— START ITEMS —

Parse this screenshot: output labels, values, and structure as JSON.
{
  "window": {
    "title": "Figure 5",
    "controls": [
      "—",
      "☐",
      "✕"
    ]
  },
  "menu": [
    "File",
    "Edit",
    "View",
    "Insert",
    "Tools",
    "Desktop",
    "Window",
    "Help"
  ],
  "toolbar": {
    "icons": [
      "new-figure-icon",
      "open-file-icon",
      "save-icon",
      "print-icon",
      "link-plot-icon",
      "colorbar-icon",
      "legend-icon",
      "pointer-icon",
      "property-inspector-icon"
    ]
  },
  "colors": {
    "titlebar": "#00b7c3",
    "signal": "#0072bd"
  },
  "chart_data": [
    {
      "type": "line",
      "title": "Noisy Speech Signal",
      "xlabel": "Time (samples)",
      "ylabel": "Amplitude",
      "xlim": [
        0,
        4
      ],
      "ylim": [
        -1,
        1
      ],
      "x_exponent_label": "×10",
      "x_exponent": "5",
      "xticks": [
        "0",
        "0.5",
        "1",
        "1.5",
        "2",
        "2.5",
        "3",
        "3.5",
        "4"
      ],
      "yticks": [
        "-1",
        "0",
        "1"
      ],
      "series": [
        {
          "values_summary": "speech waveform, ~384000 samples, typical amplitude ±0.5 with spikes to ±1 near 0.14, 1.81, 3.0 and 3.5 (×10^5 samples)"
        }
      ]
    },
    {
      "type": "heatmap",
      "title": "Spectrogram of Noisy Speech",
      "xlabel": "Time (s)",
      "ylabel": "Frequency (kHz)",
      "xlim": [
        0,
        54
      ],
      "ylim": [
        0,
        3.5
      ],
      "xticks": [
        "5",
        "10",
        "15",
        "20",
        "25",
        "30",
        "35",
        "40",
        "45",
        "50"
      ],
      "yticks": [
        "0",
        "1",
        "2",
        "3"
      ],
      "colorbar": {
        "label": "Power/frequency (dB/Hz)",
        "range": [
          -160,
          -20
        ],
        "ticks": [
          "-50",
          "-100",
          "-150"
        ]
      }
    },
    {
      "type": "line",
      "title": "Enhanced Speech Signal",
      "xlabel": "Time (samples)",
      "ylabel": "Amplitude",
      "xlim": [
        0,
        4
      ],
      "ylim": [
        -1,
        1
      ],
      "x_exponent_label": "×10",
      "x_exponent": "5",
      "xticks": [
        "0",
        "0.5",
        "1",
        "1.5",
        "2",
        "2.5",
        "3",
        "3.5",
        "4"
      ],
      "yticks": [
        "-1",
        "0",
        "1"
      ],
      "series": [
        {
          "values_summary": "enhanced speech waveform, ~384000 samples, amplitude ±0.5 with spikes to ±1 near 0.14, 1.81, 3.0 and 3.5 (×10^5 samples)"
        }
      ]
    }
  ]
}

— END ITEMS —

_TASK REQUIREMENTS_
Wherever the string "with" appears in the entries above, list that line.

_ANSWER_
          "values_summary": "speech waveform, ~384000 samples, typical amplitude ±0.5 with spikes to ±1 near 0.14, 1.81, 3.0 and 3.5 (×10^5 samples)"
          "values_summary": "enhanced speech waveform, ~384000 samples, amplitude ±0.5 with spikes to ±1 near 0.14, 1.81, 3.0 and 3.5 (×10^5 samples)"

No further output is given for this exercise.